— begin Provided information —

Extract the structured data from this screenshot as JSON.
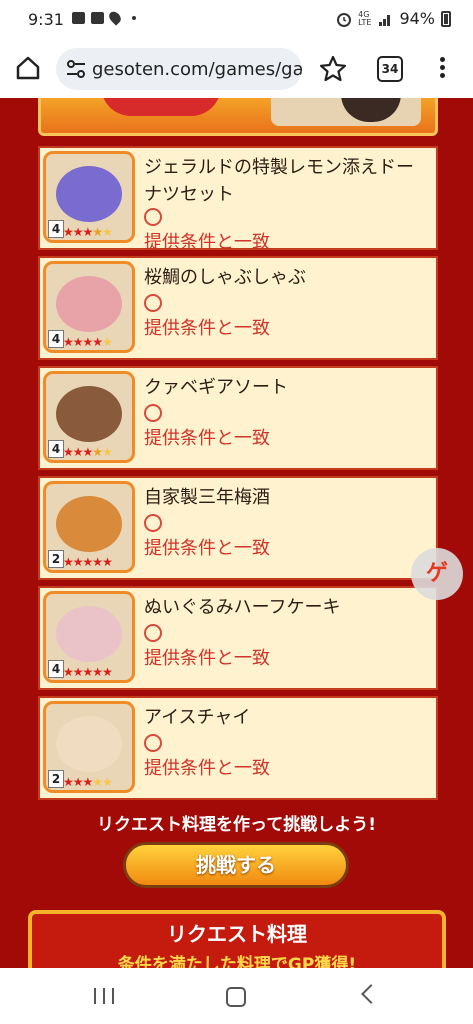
{
  "status": {
    "time": "9:31",
    "network": "4G",
    "network_sub": "LTE",
    "battery": "94%"
  },
  "browser": {
    "url": "gesoten.com/games/gar",
    "tab_count": "34",
    "icons": [
      "home-icon",
      "site-settings-icon",
      "bookmark-star-icon",
      "tabs-icon",
      "menu-icon"
    ]
  },
  "items": [
    {
      "name": "ジェラルドの特製レモン添えドーナツセット",
      "level": "4",
      "stars": 3.5,
      "circle": "○",
      "match": "提供条件と一致",
      "color": "#7a6bd0"
    },
    {
      "name": "桜鯛のしゃぶしゃぶ",
      "level": "4",
      "stars": 4,
      "circle": "○",
      "match": "提供条件と一致",
      "color": "#e7a3a8"
    },
    {
      "name": "クァベギアソート",
      "level": "4",
      "stars": 3.5,
      "circle": "○",
      "match": "提供条件と一致",
      "color": "#8a5a3c"
    },
    {
      "name": "自家製三年梅酒",
      "level": "2",
      "stars": 5,
      "circle": "○",
      "match": "提供条件と一致",
      "color": "#d98a3a"
    },
    {
      "name": "ぬいぐるみハーフケーキ",
      "level": "4",
      "stars": 5,
      "circle": "○",
      "match": "提供条件と一致",
      "color": "#e9c3c8"
    },
    {
      "name": "アイスチャイ",
      "level": "2",
      "stars": 3,
      "circle": "○",
      "match": "提供条件と一致",
      "color": "#f0dcc0"
    }
  ],
  "request_prompt": "リクエスト料理を作って挑戦しよう!",
  "challenge_button": "挑戦する",
  "request_panel": {
    "title": "リクエスト料理",
    "subtitle": "条件を満たした料理でGP獲得!"
  },
  "float_button_glyph": "ゲ"
}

— end Provided information —

» The request:
Looking at the data above, show all lines where the word "name" occurs.

» Task answer:
      "name": "ジェラルドの特製レモン添えドーナツセット",
      "name": "桜鯛のしゃぶしゃぶ",
      "name": "クァベギアソート",
      "name": "自家製三年梅酒",
      "name": "ぬいぐるみハーフケーキ",
      "name": "アイスチャイ",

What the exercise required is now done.